EXERCISE PROMPT: Could the data below be printed out exactly, with the pictures left out?
======== DATA SUPPLIED
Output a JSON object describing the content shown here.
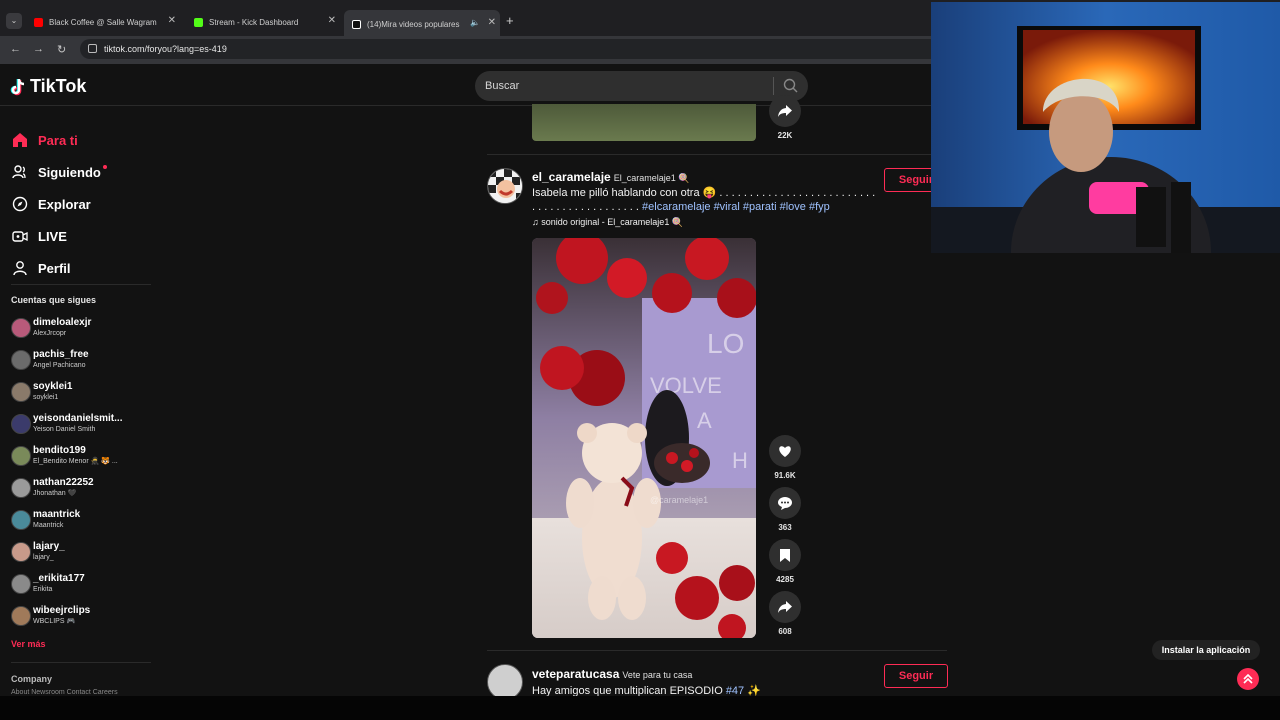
{
  "browser": {
    "tabs": [
      {
        "title": "Black Coffee @ Salle Wagram",
        "color": "#ff0000"
      },
      {
        "title": "Stream - Kick Dashboard",
        "color": "#53fc18"
      },
      {
        "title": "(14)Mira videos populares",
        "color": "#ffffff"
      }
    ],
    "new_tab": "+",
    "url": "tiktok.com/foryou?lang=es-419"
  },
  "tiktok": {
    "logo": "TikTok",
    "search_placeholder": "Buscar",
    "nav": [
      {
        "label": "Para ti",
        "icon": "home-icon"
      },
      {
        "label": "Siguiendo",
        "icon": "following-icon"
      },
      {
        "label": "Explorar",
        "icon": "compass-icon"
      },
      {
        "label": "LIVE",
        "icon": "live-icon"
      },
      {
        "label": "Perfil",
        "icon": "profile-icon"
      }
    ],
    "following_title": "Cuentas que sigues",
    "accounts": [
      {
        "user": "dimeloalexjr",
        "name": "AlexJrcopr"
      },
      {
        "user": "pachis_free",
        "name": "Angel Pachicano"
      },
      {
        "user": "soyklei1",
        "name": "soyklei1"
      },
      {
        "user": "yeisondanielsmit...",
        "name": "Yeison Daniel Smith"
      },
      {
        "user": "bendito199",
        "name": "El_Bendito Menor 🥷 🐯 ..."
      },
      {
        "user": "nathan22252",
        "name": "Jhonathan 🖤"
      },
      {
        "user": "maantrick",
        "name": "Maantrick"
      },
      {
        "user": "lajary_",
        "name": "lajary_"
      },
      {
        "user": "_erikita177",
        "name": "Erikita"
      },
      {
        "user": "wibeejrclips",
        "name": "WBCLIPS 🎮"
      }
    ],
    "see_more": "Ver más",
    "company": "Company",
    "footer_links": "About  Newsroom  Contact  Careers",
    "top_share_count": "22K",
    "post1": {
      "user": "el_caramelaje",
      "nick": "El_caramelaje1 🍭",
      "caption": "Isabela me pilló hablando con otra 😝 . . . . . . . . . . . . . . . . . . . . . . . . . . . . . . . . . . . . . . . . . . . .",
      "hashtags": "#elcaramelaje #viral #parati #love #fyp",
      "sound": "♫ sonido original - El_caramelaje1 🍭",
      "follow": "Seguir",
      "watermark": "@caramelaje1",
      "balloon_text": [
        "LO",
        "VOLVE",
        "A",
        "H"
      ],
      "counts": {
        "likes": "91.6K",
        "comments": "363",
        "saves": "4285",
        "shares": "608"
      }
    },
    "post2": {
      "user": "veteparatucasa",
      "nick": "Vete para tu casa",
      "caption_text": "Hay amigos que multiplican EPISODIO",
      "caption_tag": "#47",
      "caption_emoji": "✨",
      "follow": "Seguir"
    },
    "install_app": "Instalar la aplicación"
  },
  "colors": {
    "accent": "#fe2c55",
    "background": "#121212",
    "hashtag": "#9fc2ff"
  }
}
================
RESPONSE TO THE EXERCISE:
Output a JSON object describing the content shown here.
{
  "browser": {
    "tabs": [
      {
        "title": "Black Coffee @ Salle Wagram",
        "color": "#ff0000"
      },
      {
        "title": "Stream - Kick Dashboard",
        "color": "#53fc18"
      },
      {
        "title": "(14)Mira videos populares",
        "color": "#ffffff"
      }
    ],
    "new_tab": "+",
    "url": "tiktok.com/foryou?lang=es-419"
  },
  "tiktok": {
    "logo": "TikTok",
    "search_placeholder": "Buscar",
    "nav": [
      {
        "label": "Para ti",
        "icon": "home-icon"
      },
      {
        "label": "Siguiendo",
        "icon": "following-icon"
      },
      {
        "label": "Explorar",
        "icon": "compass-icon"
      },
      {
        "label": "LIVE",
        "icon": "live-icon"
      },
      {
        "label": "Perfil",
        "icon": "profile-icon"
      }
    ],
    "following_title": "Cuentas que sigues",
    "accounts": [
      {
        "user": "dimeloalexjr",
        "name": "AlexJrcopr"
      },
      {
        "user": "pachis_free",
        "name": "Angel Pachicano"
      },
      {
        "user": "soyklei1",
        "name": "soyklei1"
      },
      {
        "user": "yeisondanielsmit...",
        "name": "Yeison Daniel Smith"
      },
      {
        "user": "bendito199",
        "name": "El_Bendito Menor 🥷 🐯 ..."
      },
      {
        "user": "nathan22252",
        "name": "Jhonathan 🖤"
      },
      {
        "user": "maantrick",
        "name": "Maantrick"
      },
      {
        "user": "lajary_",
        "name": "lajary_"
      },
      {
        "user": "_erikita177",
        "name": "Erikita"
      },
      {
        "user": "wibeejrclips",
        "name": "WBCLIPS 🎮"
      }
    ],
    "see_more": "Ver más",
    "company": "Company",
    "footer_links": "About  Newsroom  Contact  Careers",
    "top_share_count": "22K",
    "post1": {
      "user": "el_caramelaje",
      "nick": "El_caramelaje1 🍭",
      "caption": "Isabela me pilló hablando con otra 😝 . . . . . . . . . . . . . . . . . . . . . . . . . . . . . . . . . . . . . . . . . . . .",
      "hashtags": "#elcaramelaje #viral #parati #love #fyp",
      "sound": "♫ sonido original - El_caramelaje1 🍭",
      "follow": "Seguir",
      "watermark": "@caramelaje1",
      "balloon_text": [
        "LO",
        "VOLVE",
        "A",
        "H"
      ],
      "counts": {
        "likes": "91.6K",
        "comments": "363",
        "saves": "4285",
        "shares": "608"
      }
    },
    "post2": {
      "user": "veteparatucasa",
      "nick": "Vete para tu casa",
      "caption_text": "Hay amigos que multiplican EPISODIO",
      "caption_tag": "#47",
      "caption_emoji": "✨",
      "follow": "Seguir"
    },
    "install_app": "Instalar la aplicación"
  },
  "colors": {
    "accent": "#fe2c55",
    "background": "#121212",
    "hashtag": "#9fc2ff"
  }
}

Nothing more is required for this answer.